**Written instruction**
Give the lines from the one with "definition-item: 1. 適当。度を越さずちょうどよい程度。" to the one with "google-dictionary-word: ほどほど bbox=[18, 508, 142, 544]" as a Markdown table with the columns No. and Entry, numbering each row and skipping blank lines.

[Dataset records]
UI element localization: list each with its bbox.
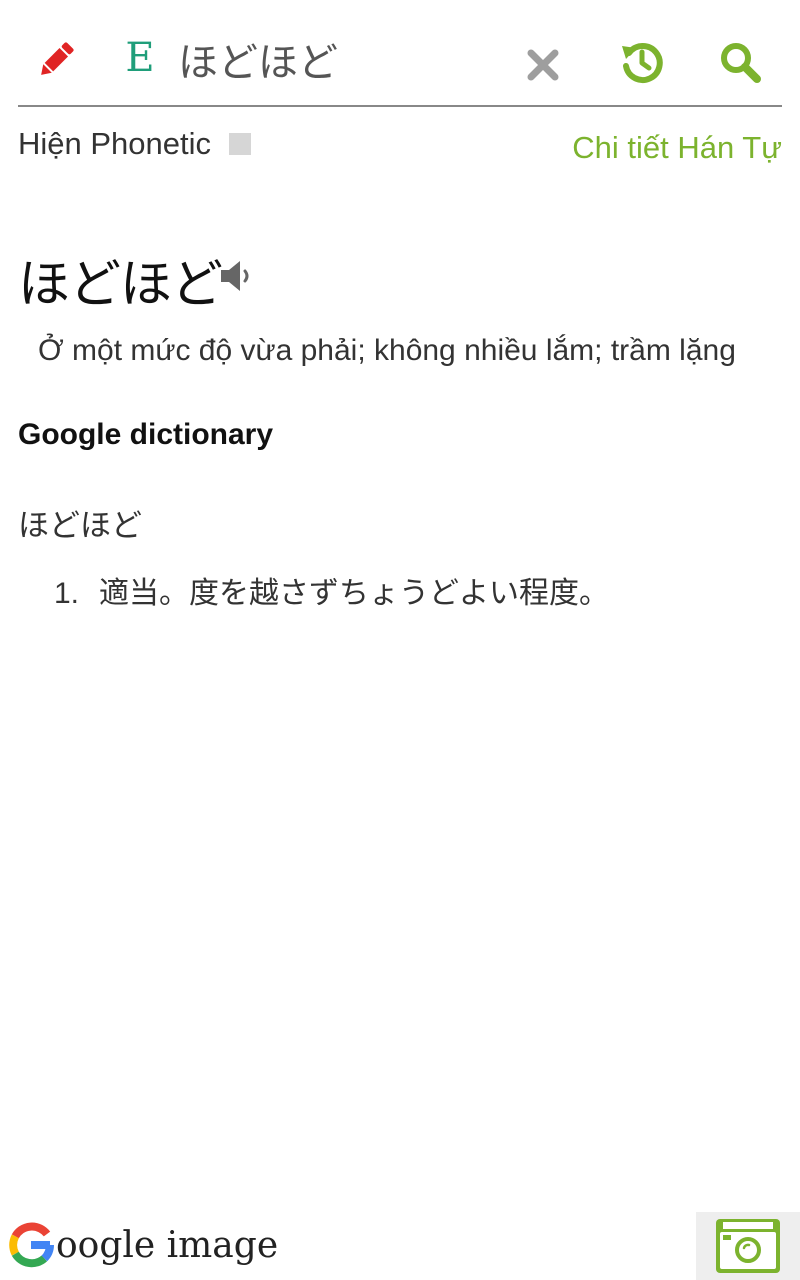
definition-item: 1. 適当。度を越さずちょうどよい程度。 bbox=[54, 568, 609, 612]
google-dictionary-title: Google dictionary bbox=[18, 418, 274, 451]
toolbar-divider bbox=[18, 105, 782, 107]
bottom-bar: oogle image bbox=[0, 1210, 800, 1280]
camera-icon bbox=[716, 1219, 780, 1273]
search-icon[interactable] bbox=[712, 34, 768, 90]
google-image-label: oogle image bbox=[56, 1224, 279, 1266]
search-input[interactable] bbox=[178, 28, 508, 90]
google-image-button[interactable]: oogle image bbox=[8, 1218, 278, 1272]
google-dictionary-word: ほどほど bbox=[18, 508, 142, 544]
history-icon[interactable] bbox=[614, 34, 670, 90]
google-g-icon bbox=[9, 1222, 54, 1268]
show-phonetic-toggle[interactable]: Hiện Phonetic bbox=[18, 124, 252, 164]
definition-number: 1. bbox=[54, 577, 80, 610]
entry-meaning: Ở một mức độ vừa phải; không nhiều lắm; … bbox=[38, 334, 736, 367]
language-toggle-button[interactable]: E bbox=[118, 30, 162, 86]
camera-button[interactable] bbox=[696, 1212, 800, 1280]
search-toolbar: E bbox=[0, 0, 800, 108]
han-tu-detail-link[interactable]: Chi tiết Hán Tự bbox=[572, 130, 782, 166]
show-phonetic-label: Hiện Phonetic bbox=[18, 126, 212, 161]
entry-word: ほどほど bbox=[18, 255, 223, 315]
speaker-icon[interactable] bbox=[218, 256, 262, 300]
show-phonetic-checkbox[interactable] bbox=[229, 133, 252, 155]
pencil-icon[interactable] bbox=[30, 36, 82, 84]
close-icon[interactable] bbox=[516, 38, 570, 92]
definition-text: 適当。度を越さずちょうどよい程度。 bbox=[99, 576, 610, 611]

**Solution below**
| No. | Entry |
|---|---|
| 1 | definition-item: 1. 適当。度を越さずちょうどよい程度。 bbox=[54, 568, 609, 612] |
| 2 | google-dictionary-title: Google dictionary bbox=[18, 418, 274, 451] |
| 3 | toolbar-divider bbox=[18, 105, 782, 107] |
| 4 | bottom-bar: oogle image bbox=[0, 1210, 800, 1280] |
| 5 | camera-icon bbox=[716, 1219, 780, 1273] |
| 6 | search-icon[interactable] bbox=[712, 34, 768, 90] |
| 7 | google-image-label: oogle image bbox=[56, 1224, 279, 1266] |
| 8 | search-input[interactable] bbox=[178, 28, 508, 90] |
| 9 | google-image-button[interactable]: oogle image bbox=[8, 1218, 278, 1272] |
| 10 | google-dictionary-word: ほどほど bbox=[18, 508, 142, 544] |